=== What is being asked ===
Count how many lines of the data below contain the string "Parse"; the reply should be that number alone.

=== Provided material ===
# # # # # # #

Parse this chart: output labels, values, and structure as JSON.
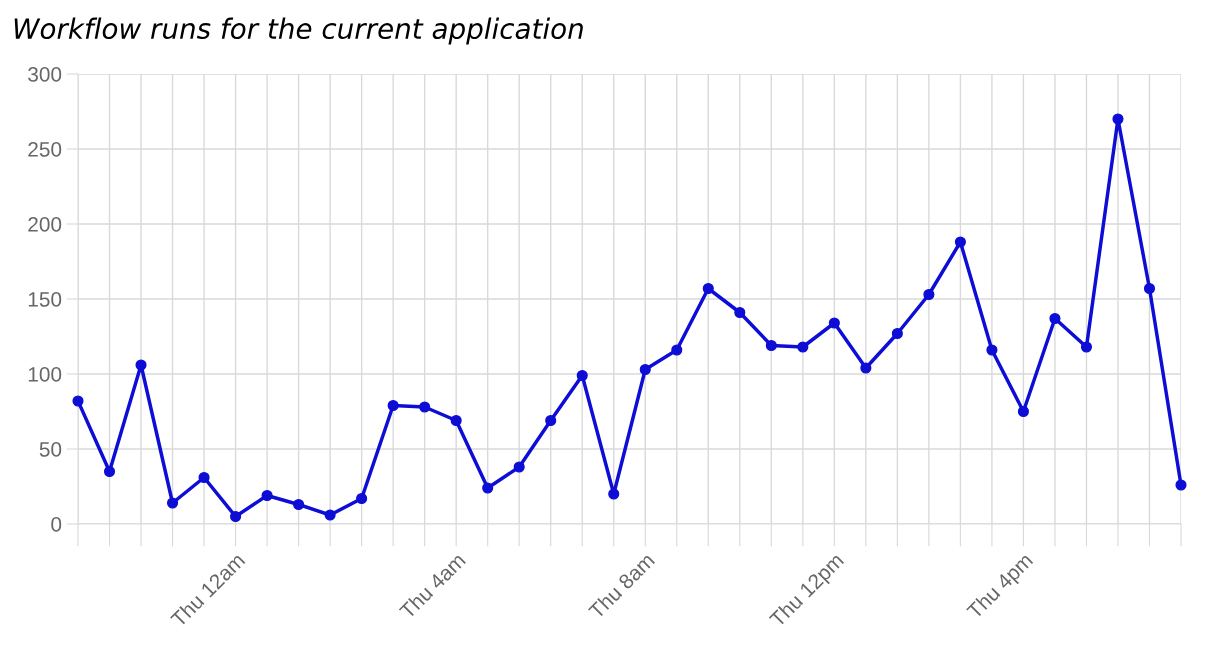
{
  "chart_data": {
    "type": "line",
    "title": "Workflow runs for the current application",
    "categories": [
      null,
      null,
      null,
      null,
      null,
      "Thu 12am",
      null,
      null,
      null,
      null,
      null,
      null,
      "Thu 4am",
      null,
      null,
      null,
      null,
      null,
      "Thu 8am",
      null,
      null,
      null,
      null,
      null,
      "Thu 12pm",
      null,
      null,
      null,
      null,
      null,
      "Thu 4pm",
      null,
      null,
      null,
      null,
      null
    ],
    "series": [
      {
        "color": "#0d0dd6",
        "values": [
          82,
          35,
          106,
          14,
          31,
          5,
          19,
          13,
          6,
          17,
          79,
          78,
          69,
          24,
          38,
          69,
          99,
          20,
          103,
          116,
          157,
          141,
          119,
          118,
          134,
          104,
          127,
          153,
          188,
          116,
          75,
          137,
          118,
          270,
          157,
          26
        ]
      }
    ],
    "ylim": [
      0,
      300
    ],
    "yticks": [
      0,
      50,
      100,
      150,
      200,
      250,
      300
    ],
    "grid": true,
    "legend": false,
    "marker": "circle",
    "line_style": "solid"
  }
}
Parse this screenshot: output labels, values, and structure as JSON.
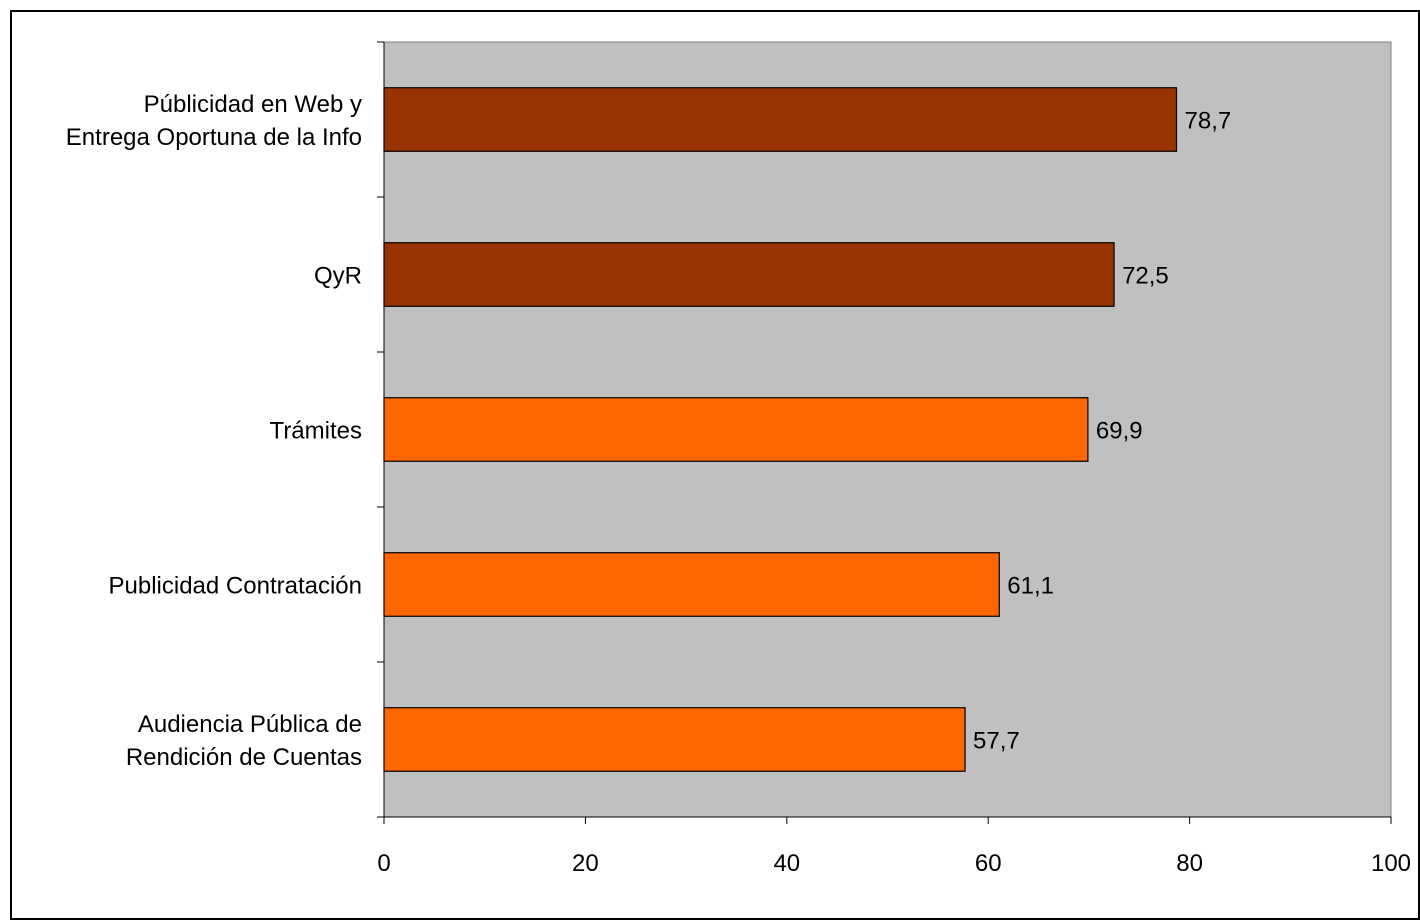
{
  "chart_data": {
    "type": "bar",
    "orientation": "horizontal",
    "categories": [
      [
        "Públicidad en Web y",
        "Entrega Oportuna de la Info"
      ],
      [
        "QyR"
      ],
      [
        "Trámites"
      ],
      [
        "Publicidad Contratación"
      ],
      [
        "Audiencia Pública de",
        "Rendición de Cuentas"
      ]
    ],
    "values": [
      78.7,
      72.5,
      69.9,
      61.1,
      57.7
    ],
    "value_labels": [
      "78,7",
      "72,5",
      "69,9",
      "61,1",
      "57,7"
    ],
    "bar_colors": [
      "#993300",
      "#993300",
      "#FF6600",
      "#FF6600",
      "#FF6600"
    ],
    "xlim": [
      0,
      100
    ],
    "x_ticks": [
      0,
      20,
      40,
      60,
      80,
      100
    ],
    "x_tick_labels": [
      "0",
      "20",
      "40",
      "60",
      "80",
      "100"
    ],
    "plot_background": "#C0C0C0",
    "grid": false,
    "title": "",
    "xlabel": "",
    "ylabel": ""
  }
}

# # # # # # #

=== In response ===
2